Tarefa 1: Redigite sem nenhuma alteração as linhas das entradas que vão da linha com "svg-text:Zimmer 3: Zimmer" até a linha com "svg-text:Raum 2: Raum", incluindo as duas.

Hoje, depois de passar pelo Reino de Copas, não me vestirei de vermelho, e muito menos de branco. Estarei vestida em roupas negras.

É meu luto pelo potencial falecido dessa história

Ok, ok!!!! Calmaaaaa!! Não foi tão ruim assim. Estou sendo dramática. Era só pra começar a resenha de um jeito impactante, já com um spoiler da minha opinião kkkkkkk

sem coração
Capa do Livro Sem Coração (Foto Divulgação)

Peguei uma oferta  na Amazon recentemente e estou aproveitando o serviço do Kinlde Unlimited pelos próximos 3 meses. Graças a isso, pude ler um livro que há muito tempo estava de olho: Sem Coração, de Marisa Meyer, um romance baseado em Alice no País das Maravilhas, lançado em 2018 pela Rocco Jovens Leitores.

[Entradas de layout baseadas em imagem]
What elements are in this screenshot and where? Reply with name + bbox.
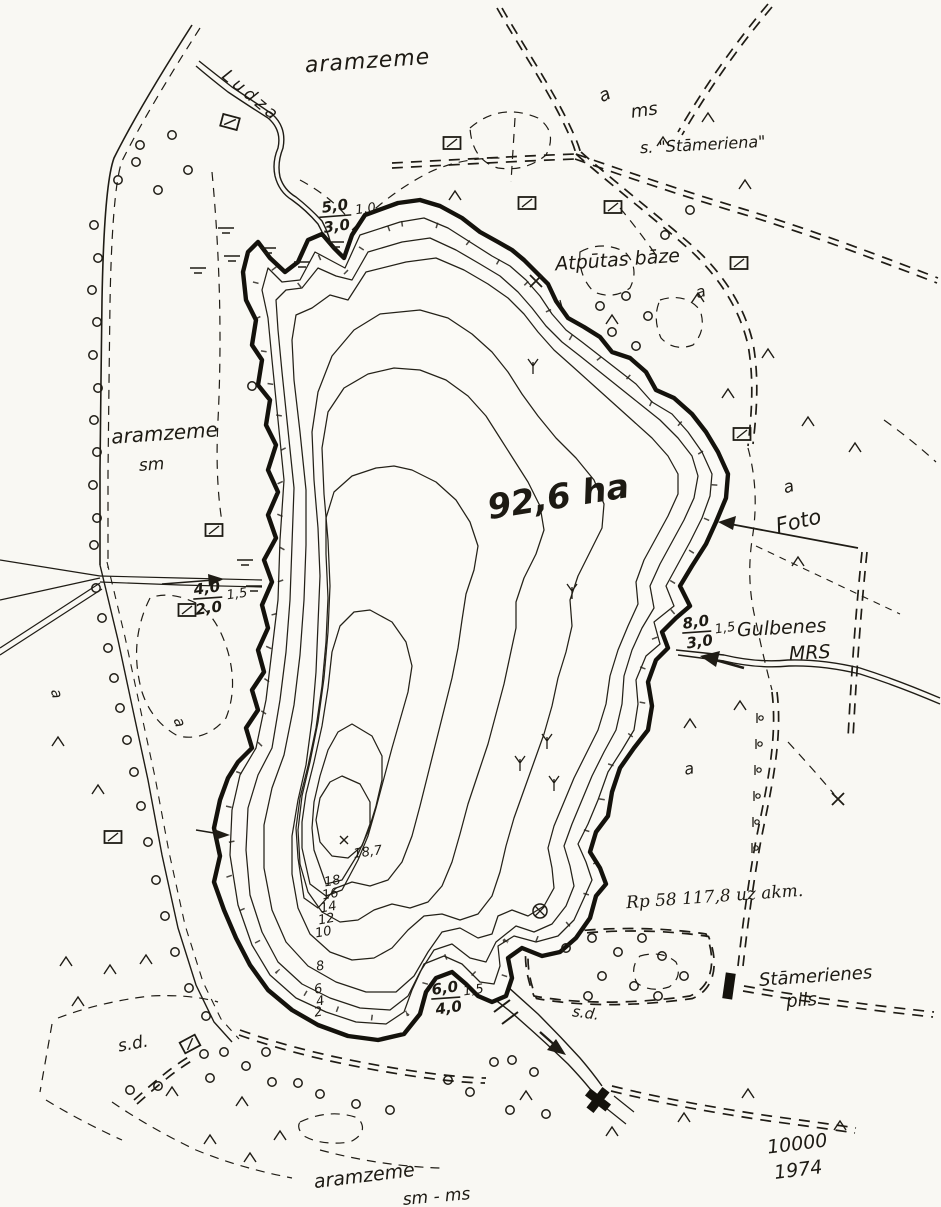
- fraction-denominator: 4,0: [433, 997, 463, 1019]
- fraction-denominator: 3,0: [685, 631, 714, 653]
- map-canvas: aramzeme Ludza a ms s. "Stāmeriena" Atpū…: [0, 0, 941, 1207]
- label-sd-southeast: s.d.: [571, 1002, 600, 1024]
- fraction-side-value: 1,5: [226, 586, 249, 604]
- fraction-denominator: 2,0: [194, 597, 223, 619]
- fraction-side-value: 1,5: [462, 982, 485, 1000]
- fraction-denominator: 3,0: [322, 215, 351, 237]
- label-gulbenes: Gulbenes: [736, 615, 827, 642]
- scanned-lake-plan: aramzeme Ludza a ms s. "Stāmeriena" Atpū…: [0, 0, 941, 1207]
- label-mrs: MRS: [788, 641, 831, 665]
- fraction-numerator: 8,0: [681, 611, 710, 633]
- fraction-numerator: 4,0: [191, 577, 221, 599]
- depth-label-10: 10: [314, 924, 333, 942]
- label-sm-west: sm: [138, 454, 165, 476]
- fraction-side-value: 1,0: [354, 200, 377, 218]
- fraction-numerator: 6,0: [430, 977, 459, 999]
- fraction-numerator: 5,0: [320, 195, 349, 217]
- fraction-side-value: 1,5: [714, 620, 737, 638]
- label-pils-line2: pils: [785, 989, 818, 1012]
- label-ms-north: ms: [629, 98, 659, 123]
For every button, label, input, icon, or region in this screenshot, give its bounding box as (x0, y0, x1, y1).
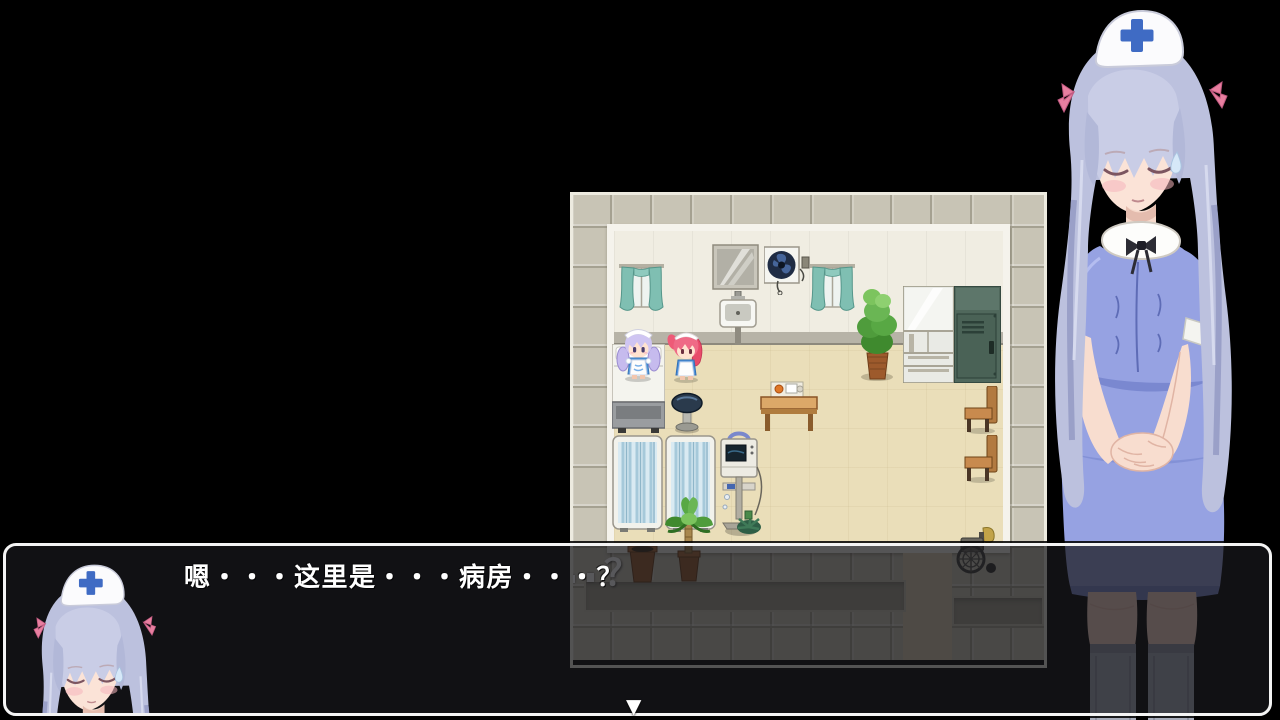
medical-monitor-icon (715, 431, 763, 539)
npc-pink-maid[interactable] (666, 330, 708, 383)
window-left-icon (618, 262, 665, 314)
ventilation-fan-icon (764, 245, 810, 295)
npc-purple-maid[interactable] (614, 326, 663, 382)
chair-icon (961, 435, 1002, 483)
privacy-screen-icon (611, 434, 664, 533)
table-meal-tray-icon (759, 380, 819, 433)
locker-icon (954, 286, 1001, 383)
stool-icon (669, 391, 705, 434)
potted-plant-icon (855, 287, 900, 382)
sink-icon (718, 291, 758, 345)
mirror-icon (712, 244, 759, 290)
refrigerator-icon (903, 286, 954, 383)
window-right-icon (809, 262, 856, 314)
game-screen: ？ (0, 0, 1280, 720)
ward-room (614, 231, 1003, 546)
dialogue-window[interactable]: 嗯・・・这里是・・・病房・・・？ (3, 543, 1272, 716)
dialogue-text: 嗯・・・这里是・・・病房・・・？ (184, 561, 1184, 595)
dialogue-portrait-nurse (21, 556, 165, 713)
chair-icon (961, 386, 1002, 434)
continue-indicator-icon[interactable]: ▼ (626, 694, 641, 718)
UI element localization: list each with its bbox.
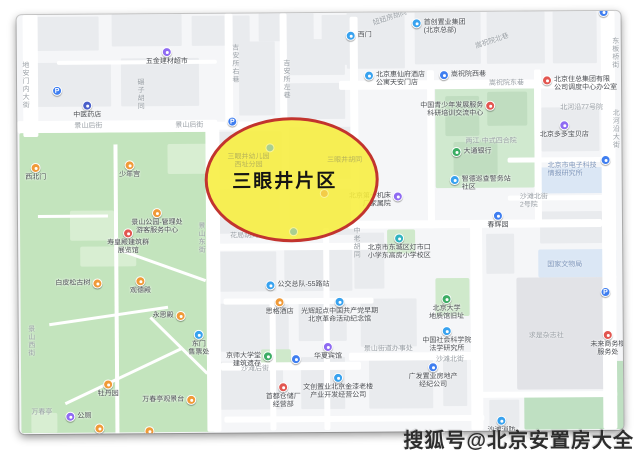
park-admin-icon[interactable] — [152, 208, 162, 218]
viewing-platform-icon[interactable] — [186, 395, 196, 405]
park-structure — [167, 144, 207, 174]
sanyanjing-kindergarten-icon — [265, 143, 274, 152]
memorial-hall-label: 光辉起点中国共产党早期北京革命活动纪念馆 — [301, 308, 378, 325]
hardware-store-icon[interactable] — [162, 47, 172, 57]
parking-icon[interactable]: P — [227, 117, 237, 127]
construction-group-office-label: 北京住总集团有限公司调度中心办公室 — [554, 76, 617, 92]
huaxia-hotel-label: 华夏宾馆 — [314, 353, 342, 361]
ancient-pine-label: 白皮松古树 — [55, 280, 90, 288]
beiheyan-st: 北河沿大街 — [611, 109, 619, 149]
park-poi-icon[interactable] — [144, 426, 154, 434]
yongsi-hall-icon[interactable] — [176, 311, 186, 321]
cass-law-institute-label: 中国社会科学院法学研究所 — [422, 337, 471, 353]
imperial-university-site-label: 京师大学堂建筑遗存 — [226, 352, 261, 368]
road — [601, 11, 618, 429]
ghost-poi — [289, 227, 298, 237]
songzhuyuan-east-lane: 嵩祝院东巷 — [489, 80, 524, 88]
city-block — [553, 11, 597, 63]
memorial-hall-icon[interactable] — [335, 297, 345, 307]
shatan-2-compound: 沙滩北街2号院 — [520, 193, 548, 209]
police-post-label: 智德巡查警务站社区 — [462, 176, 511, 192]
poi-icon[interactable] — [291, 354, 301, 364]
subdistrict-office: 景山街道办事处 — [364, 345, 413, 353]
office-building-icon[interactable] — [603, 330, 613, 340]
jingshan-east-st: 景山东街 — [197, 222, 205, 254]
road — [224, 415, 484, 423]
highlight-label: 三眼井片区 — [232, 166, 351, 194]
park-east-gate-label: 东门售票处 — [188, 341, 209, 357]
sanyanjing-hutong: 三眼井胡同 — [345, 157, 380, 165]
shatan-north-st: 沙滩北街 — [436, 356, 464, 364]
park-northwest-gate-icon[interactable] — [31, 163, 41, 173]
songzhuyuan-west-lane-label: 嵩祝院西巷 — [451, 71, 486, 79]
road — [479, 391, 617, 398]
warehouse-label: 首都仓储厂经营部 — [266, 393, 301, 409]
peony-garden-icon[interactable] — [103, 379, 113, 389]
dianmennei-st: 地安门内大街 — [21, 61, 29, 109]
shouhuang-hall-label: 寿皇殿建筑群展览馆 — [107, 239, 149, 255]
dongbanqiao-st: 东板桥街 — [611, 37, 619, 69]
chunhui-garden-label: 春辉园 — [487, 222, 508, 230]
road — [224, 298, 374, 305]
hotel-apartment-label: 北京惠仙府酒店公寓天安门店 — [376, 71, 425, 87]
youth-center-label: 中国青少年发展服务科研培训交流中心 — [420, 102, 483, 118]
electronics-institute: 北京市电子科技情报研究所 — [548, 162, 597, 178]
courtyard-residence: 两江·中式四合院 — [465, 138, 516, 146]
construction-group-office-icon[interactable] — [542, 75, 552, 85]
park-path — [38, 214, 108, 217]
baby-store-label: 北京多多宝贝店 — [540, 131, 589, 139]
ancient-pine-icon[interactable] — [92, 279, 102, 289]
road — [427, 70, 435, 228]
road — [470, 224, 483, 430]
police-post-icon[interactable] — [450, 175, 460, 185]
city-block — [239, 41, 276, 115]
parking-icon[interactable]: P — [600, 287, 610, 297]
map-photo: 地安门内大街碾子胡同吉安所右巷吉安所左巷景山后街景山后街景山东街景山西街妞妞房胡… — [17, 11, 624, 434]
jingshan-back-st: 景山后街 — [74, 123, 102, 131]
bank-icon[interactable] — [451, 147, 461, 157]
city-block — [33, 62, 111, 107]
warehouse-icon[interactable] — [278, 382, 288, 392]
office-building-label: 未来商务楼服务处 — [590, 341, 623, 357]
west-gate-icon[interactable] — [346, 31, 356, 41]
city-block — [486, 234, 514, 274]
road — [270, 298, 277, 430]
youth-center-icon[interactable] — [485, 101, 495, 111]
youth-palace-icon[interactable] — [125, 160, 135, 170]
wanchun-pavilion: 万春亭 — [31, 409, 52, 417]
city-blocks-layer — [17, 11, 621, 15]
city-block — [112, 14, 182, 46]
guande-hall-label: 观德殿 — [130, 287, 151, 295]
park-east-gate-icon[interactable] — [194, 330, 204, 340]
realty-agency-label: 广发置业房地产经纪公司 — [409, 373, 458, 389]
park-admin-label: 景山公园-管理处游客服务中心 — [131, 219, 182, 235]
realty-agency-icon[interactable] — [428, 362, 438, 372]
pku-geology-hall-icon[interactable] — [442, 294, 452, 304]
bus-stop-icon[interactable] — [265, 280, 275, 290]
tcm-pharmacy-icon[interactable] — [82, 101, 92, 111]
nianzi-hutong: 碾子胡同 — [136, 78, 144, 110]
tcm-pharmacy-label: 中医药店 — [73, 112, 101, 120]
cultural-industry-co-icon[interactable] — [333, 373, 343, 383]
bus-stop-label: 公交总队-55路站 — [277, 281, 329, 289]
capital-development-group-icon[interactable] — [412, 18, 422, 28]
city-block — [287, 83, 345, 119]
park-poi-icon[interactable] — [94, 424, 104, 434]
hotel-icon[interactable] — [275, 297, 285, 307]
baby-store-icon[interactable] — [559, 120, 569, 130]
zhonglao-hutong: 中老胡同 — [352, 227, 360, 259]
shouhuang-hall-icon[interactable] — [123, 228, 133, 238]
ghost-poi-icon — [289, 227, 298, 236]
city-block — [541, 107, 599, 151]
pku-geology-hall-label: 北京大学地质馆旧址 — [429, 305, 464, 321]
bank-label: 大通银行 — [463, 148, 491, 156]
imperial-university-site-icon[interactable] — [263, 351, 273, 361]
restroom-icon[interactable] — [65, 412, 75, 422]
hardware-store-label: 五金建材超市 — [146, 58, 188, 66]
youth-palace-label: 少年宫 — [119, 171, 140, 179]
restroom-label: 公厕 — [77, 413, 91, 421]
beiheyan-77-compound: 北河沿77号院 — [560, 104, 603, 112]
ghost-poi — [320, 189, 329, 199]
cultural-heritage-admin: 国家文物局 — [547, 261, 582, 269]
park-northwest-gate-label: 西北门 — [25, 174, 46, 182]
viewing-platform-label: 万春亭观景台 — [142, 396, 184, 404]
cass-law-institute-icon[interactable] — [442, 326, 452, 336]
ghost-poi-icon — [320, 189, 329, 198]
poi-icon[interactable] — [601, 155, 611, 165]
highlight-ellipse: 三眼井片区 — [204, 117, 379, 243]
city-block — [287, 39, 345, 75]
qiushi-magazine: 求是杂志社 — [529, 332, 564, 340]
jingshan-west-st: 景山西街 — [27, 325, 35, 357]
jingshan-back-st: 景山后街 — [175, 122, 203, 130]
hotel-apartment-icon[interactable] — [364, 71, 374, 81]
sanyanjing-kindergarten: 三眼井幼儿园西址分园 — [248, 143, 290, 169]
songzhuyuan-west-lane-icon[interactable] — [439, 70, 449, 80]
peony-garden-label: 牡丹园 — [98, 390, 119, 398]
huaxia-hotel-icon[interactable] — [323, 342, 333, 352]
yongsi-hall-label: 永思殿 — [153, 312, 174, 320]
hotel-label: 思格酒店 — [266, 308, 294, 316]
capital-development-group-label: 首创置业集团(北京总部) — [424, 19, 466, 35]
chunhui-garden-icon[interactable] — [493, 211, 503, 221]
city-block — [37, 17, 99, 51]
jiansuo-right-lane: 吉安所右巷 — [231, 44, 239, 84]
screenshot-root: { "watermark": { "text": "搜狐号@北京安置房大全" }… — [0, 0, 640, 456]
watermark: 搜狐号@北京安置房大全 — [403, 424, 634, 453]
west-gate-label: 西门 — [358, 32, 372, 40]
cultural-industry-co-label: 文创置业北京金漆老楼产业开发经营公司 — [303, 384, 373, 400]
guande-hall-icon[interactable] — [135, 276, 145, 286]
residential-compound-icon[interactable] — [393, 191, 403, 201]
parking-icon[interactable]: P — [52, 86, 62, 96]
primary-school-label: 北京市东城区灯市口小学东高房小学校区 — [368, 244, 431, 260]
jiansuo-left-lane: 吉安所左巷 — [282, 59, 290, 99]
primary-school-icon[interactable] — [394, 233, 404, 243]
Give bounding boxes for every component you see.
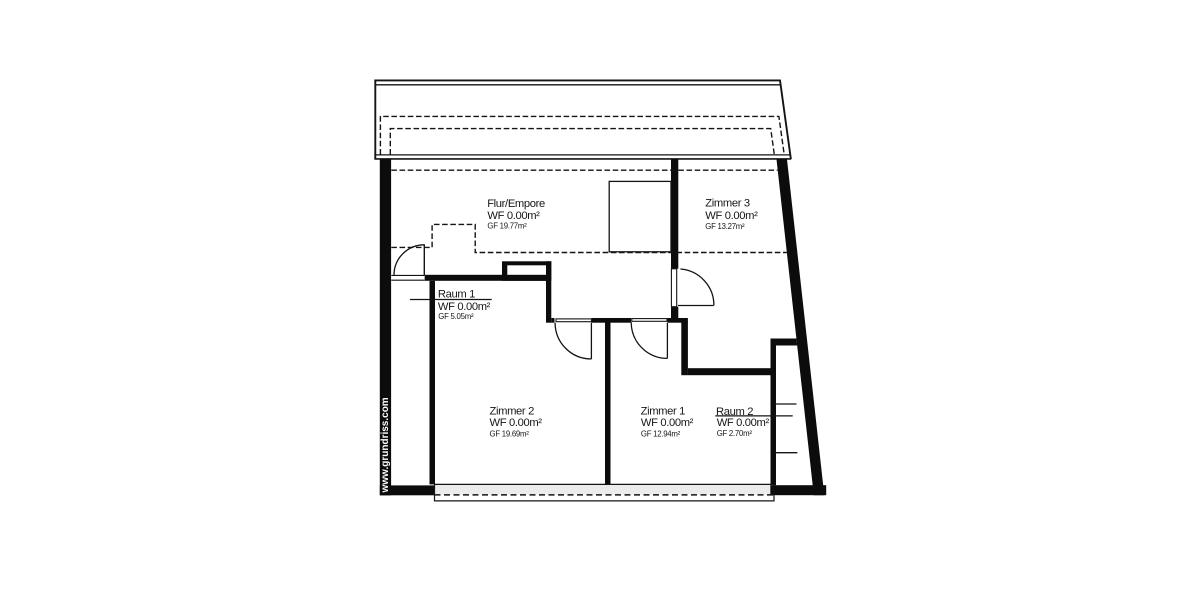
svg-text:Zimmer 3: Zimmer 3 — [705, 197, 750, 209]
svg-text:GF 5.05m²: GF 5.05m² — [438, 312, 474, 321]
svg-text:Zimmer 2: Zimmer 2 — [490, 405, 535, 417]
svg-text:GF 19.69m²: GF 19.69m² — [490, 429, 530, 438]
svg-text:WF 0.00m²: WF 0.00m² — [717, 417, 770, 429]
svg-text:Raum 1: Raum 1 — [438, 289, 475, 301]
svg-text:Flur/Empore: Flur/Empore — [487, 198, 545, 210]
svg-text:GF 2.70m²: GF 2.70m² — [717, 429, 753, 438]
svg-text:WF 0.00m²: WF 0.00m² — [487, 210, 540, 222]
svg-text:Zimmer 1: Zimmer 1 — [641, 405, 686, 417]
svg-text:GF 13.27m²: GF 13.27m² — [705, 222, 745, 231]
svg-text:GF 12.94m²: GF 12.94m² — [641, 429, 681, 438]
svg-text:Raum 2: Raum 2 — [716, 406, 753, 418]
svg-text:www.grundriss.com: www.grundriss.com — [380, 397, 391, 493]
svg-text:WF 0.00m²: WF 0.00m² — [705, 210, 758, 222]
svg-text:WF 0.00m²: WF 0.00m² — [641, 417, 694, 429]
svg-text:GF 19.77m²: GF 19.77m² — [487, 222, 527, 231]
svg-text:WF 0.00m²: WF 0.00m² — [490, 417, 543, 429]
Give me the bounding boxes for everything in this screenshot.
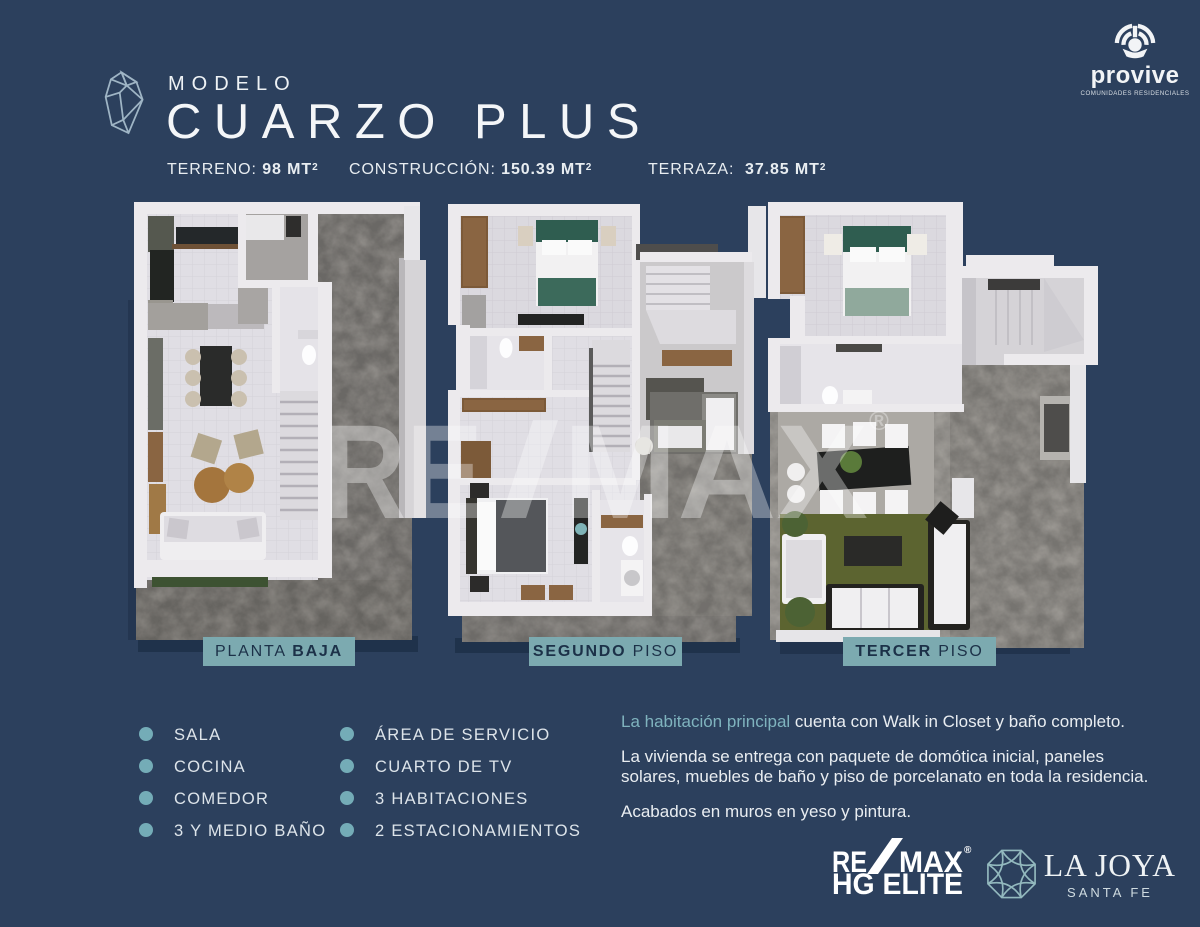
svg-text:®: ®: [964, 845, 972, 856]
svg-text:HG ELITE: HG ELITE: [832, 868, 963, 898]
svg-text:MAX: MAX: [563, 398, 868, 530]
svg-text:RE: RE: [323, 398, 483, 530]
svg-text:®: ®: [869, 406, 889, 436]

Tarefa 2: Repita fielmente o trecho da resenha que começa em "Peguei uma oferta  na" e vai até "Rocco Jovens Leitores.", inclusive.

Solução do exercício 1:
svg-text:Zimmer 3: Zimmer 3 — [705, 197, 750, 209]
svg-text:GF 5.05m²: GF 5.05m² — [438, 312, 474, 321]
svg-text:Zimmer 2: Zimmer 2 — [490, 405, 535, 417]
svg-text:GF 19.69m²: GF 19.69m² — [490, 429, 530, 438]
svg-text:WF 0.00m²: WF 0.00m² — [717, 417, 770, 429]
svg-text:Raum 1: Raum 1 — [438, 289, 475, 301]
svg-text:Flur/Empore: Flur/Empore — [487, 198, 545, 210]
svg-text:GF 2.70m²: GF 2.70m² — [717, 429, 753, 438]
svg-text:WF 0.00m²: WF 0.00m² — [487, 210, 540, 222]
svg-text:Zimmer 1: Zimmer 1 — [641, 405, 686, 417]
svg-text:GF 13.27m²: GF 13.27m² — [705, 222, 745, 231]
svg-text:GF 12.94m²: GF 12.94m² — [641, 429, 681, 438]
svg-text:Raum 2: Raum 2 — [716, 406, 753, 418]

Solução do exercício 2:
Peguei uma oferta  na Amazon recentemente e estou aproveitando o serviço do Kinlde Unlimited pelos próximos 3 meses. Graças a isso, pude ler um livro que há muito tempo estava de olho: Sem Coração, de Marisa Meyer, um romance baseado em Alice no País das Maravilhas, lançado em 2018 pela Rocco Jovens Leitores.